▶ Raw records
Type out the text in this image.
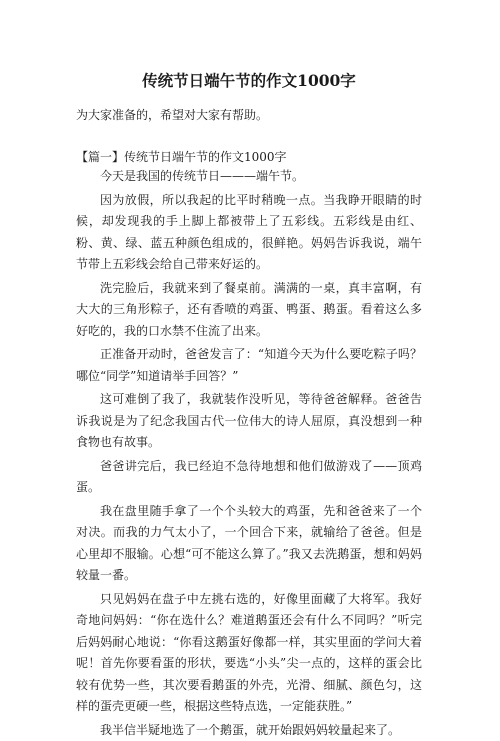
传统节日端午节的作文1000字

为大家准备的，希望对大家有帮助。

【篇一】传统节日端午节的作文1000字

今天是我国的传统节日———端午节。

因为放假，所以我起的比平时稍晚一点。当我睁开眼睛的时候，却发现我的手上脚上都被带上了五彩线。五彩线是由红、粉、黄、绿、蓝五种颜色组成的，很鲜艳。妈妈告诉我说，端午节带上五彩线会给自己带来好运的。

洗完脸后，我就来到了餐桌前。满满的一桌，真丰富啊，有大大的三角形粽子，还有香喷的鸡蛋、鸭蛋、鹅蛋。看着这么多好吃的，我的口水禁不住流了出来。

正准备开动时，爸爸发言了：“知道今天为什么要吃粽子吗？哪位“同学”知道请举手回答？”

这可难倒了我了，我就装作没听见，等待爸爸解释。爸爸告诉我说是为了纪念我国古代一位伟大的诗人屈原，真没想到一种食物也有故事。

爸爸讲完后，我已经迫不急待地想和他们做游戏了——顶鸡蛋。

我在盘里随手拿了一个个头较大的鸡蛋，先和爸爸来了一个对决。而我的力气太小了，一个回合下来，就输给了爸爸。但是心里却不服输。心想“可不能这么算了。”我又去洗鹅蛋，想和妈妈较量一番。

只见妈妈在盘子中左挑右选的，好像里面藏了大将军。我好奇地问妈妈：“你在选什么？难道鹅蛋还会有什么不同吗？”听完后妈妈耐心地说：“你看这鹅蛋好像都一样，其实里面的学问大着呢！首先你要看蛋的形状，要选“小头”尖一点的，这样的蛋会比较有优势一些，其次要看鹅蛋的外壳，光滑、细腻、颜色匀，这样的蛋壳更硬一些，根据这些特点选，一定能获胜。”

我半信半疑地选了一个鹅蛋，就开始跟妈妈较量起来了。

▶ Task directions
Repeat all of the records verbatim, leaving out the pictures.

▶ Answer for this exercise
Type out the text in this image.
传统节日端午节的作文1000字

为大家准备的，希望对大家有帮助。

【篇一】传统节日端午节的作文1000字

今天是我国的传统节日———端午节。

因为放假，所以我起的比平时稍晚一点。当我睁开眼睛的时候，却发现我的手上脚上都被带上了五彩线。五彩线是由红、粉、黄、绿、蓝五种颜色组成的，很鲜艳。妈妈告诉我说，端午节带上五彩线会给自己带来好运的。

洗完脸后，我就来到了餐桌前。满满的一桌，真丰富啊，有大大的三角形粽子，还有香喷的鸡蛋、鸭蛋、鹅蛋。看着这么多好吃的，我的口水禁不住流了出来。

正准备开动时，爸爸发言了：“知道今天为什么要吃粽子吗？哪位“同学”知道请举手回答？”

这可难倒了我了，我就装作没听见，等待爸爸解释。爸爸告诉我说是为了纪念我国古代一位伟大的诗人屈原，真没想到一种食物也有故事。

爸爸讲完后，我已经迫不急待地想和他们做游戏了——顶鸡蛋。

我在盘里随手拿了一个个头较大的鸡蛋，先和爸爸来了一个对决。而我的力气太小了，一个回合下来，就输给了爸爸。但是心里却不服输。心想“可不能这么算了。”我又去洗鹅蛋，想和妈妈较量一番。

只见妈妈在盘子中左挑右选的，好像里面藏了大将军。我好奇地问妈妈：“你在选什么？难道鹅蛋还会有什么不同吗？”听完后妈妈耐心地说：“你看这鹅蛋好像都一样，其实里面的学问大着呢！首先你要看蛋的形状，要选“小头”尖一点的，这样的蛋会比较有优势一些，其次要看鹅蛋的外壳，光滑、细腻、颜色匀，这样的蛋壳更硬一些，根据这些特点选，一定能获胜。”

我半信半疑地选了一个鹅蛋，就开始跟妈妈较量起来了。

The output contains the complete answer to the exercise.